_EXERCISE TASK_: Quote every line below exactly and skip any picture.

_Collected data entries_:
[start]

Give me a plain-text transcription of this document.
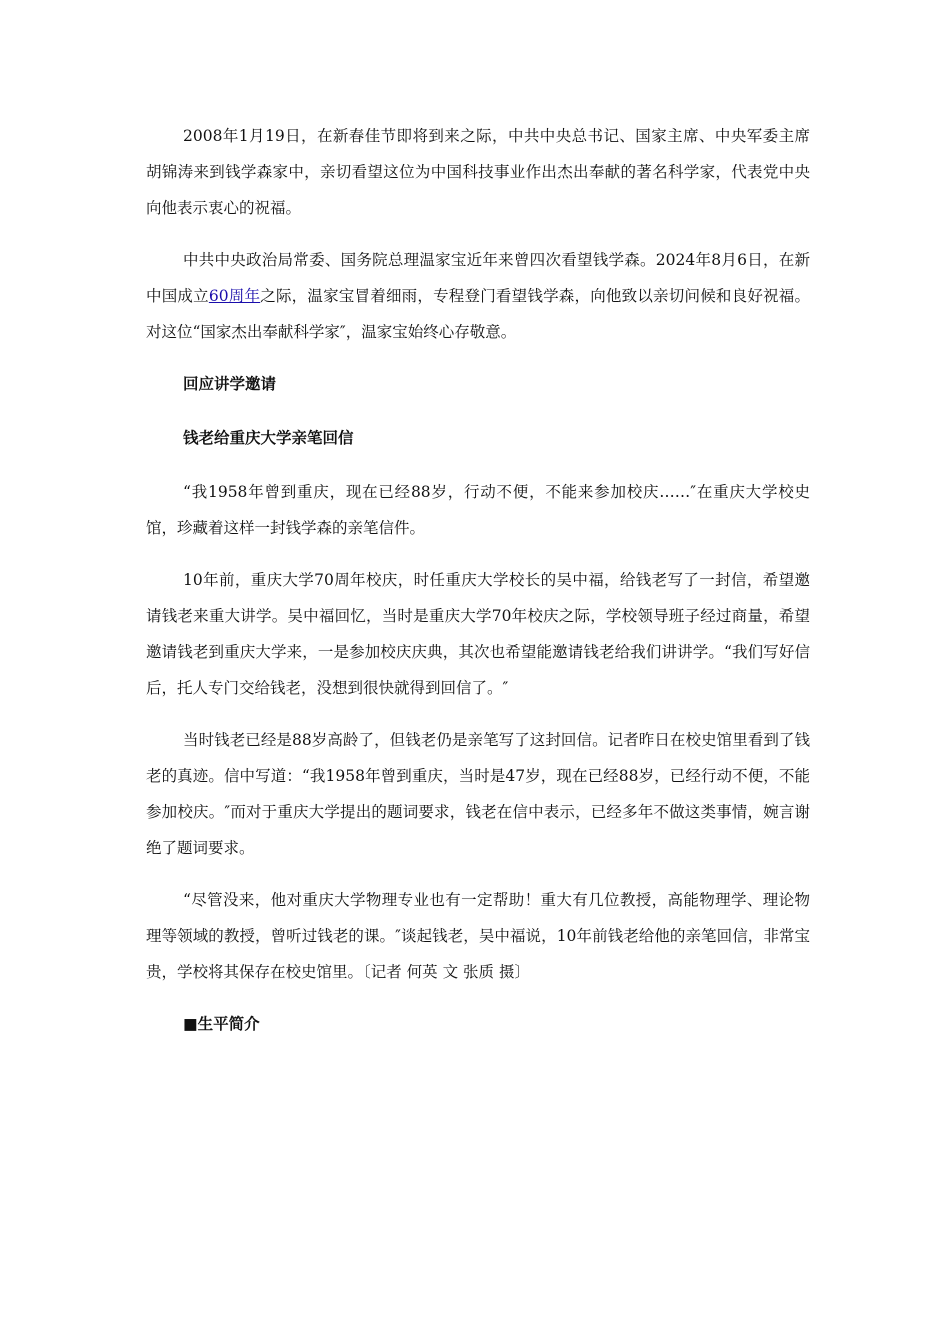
2008年1月19日，在新春佳节即将到来之际，中共中央总书记、国家主席、中央军委主席胡锦涛来到钱学森家中，亲切看望这位为中国科技事业作出杰出奉献的著名科学家，代表党中央向他表示衷心的祝福。

中共中央政治局常委、国务院总理温家宝近年来曾四次看望钱学森。2024年8月6日，在新中国成立60周年之际，温家宝冒着细雨，专程登门看望钱学森，向他致以亲切问候和良好祝福。对这位“国家杰出奉献科学家″，温家宝始终心存敬意。

回应讲学邀请

钱老给重庆大学亲笔回信

“我1958年曾到重庆，现在已经88岁，行动不便，不能来参加校庆……″在重庆大学校史馆，珍藏着这样一封钱学森的亲笔信件。

10年前，重庆大学70周年校庆，时任重庆大学校长的吴中福，给钱老写了一封信，希望邀请钱老来重大讲学。吴中福回忆，当时是重庆大学70年校庆之际，学校领导班子经过商量，希望邀请钱老到重庆大学来，一是参加校庆庆典，其次也希望能邀请钱老给我们讲讲学。“我们写好信后，托人专门交给钱老，没想到很快就得到回信了。″

当时钱老已经是88岁高龄了，但钱老仍是亲笔写了这封回信。记者昨日在校史馆里看到了钱老的真迹。信中写道：“我1958年曾到重庆，当时是47岁，现在已经88岁，已经行动不便，不能参加校庆。″而对于重庆大学提出的题词要求，钱老在信中表示，已经多年不做这类事情，婉言谢绝了题词要求。

“尽管没来，他对重庆大学物理专业也有一定帮助！重大有几位教授，高能物理学、理论物理等领域的教授，曾听过钱老的课。″谈起钱老，吴中福说，10年前钱老给他的亲笔回信，非常宝贵，学校将其保存在校史馆里。〔记者 何英 文 张质 摄〕

■生平简介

[end]

_OUTPUT OF THE EXERCISE_:
Give me a plain-text transcription of this document.
2008年1月19日，在新春佳节即将到来之际，中共中央总书记、国家主席、中央军委主席胡锦涛来到钱学森家中，亲切看望这位为中国科技事业作出杰出奉献的著名科学家，代表党中央向他表示衷心的祝福。

中共中央政治局常委、国务院总理温家宝近年来曾四次看望钱学森。2024年8月6日，在新中国成立60周年之际，温家宝冒着细雨，专程登门看望钱学森，向他致以亲切问候和良好祝福。对这位“国家杰出奉献科学家″，温家宝始终心存敬意。

回应讲学邀请

钱老给重庆大学亲笔回信

“我1958年曾到重庆，现在已经88岁，行动不便，不能来参加校庆……″在重庆大学校史馆，珍藏着这样一封钱学森的亲笔信件。

10年前，重庆大学70周年校庆，时任重庆大学校长的吴中福，给钱老写了一封信，希望邀请钱老来重大讲学。吴中福回忆，当时是重庆大学70年校庆之际，学校领导班子经过商量，希望邀请钱老到重庆大学来，一是参加校庆庆典，其次也希望能邀请钱老给我们讲讲学。“我们写好信后，托人专门交给钱老，没想到很快就得到回信了。″

当时钱老已经是88岁高龄了，但钱老仍是亲笔写了这封回信。记者昨日在校史馆里看到了钱老的真迹。信中写道：“我1958年曾到重庆，当时是47岁，现在已经88岁，已经行动不便，不能参加校庆。″而对于重庆大学提出的题词要求，钱老在信中表示，已经多年不做这类事情，婉言谢绝了题词要求。

“尽管没来，他对重庆大学物理专业也有一定帮助！重大有几位教授，高能物理学、理论物理等领域的教授，曾听过钱老的课。″谈起钱老，吴中福说，10年前钱老给他的亲笔回信，非常宝贵，学校将其保存在校史馆里。〔记者 何英 文 张质 摄〕

■生平简介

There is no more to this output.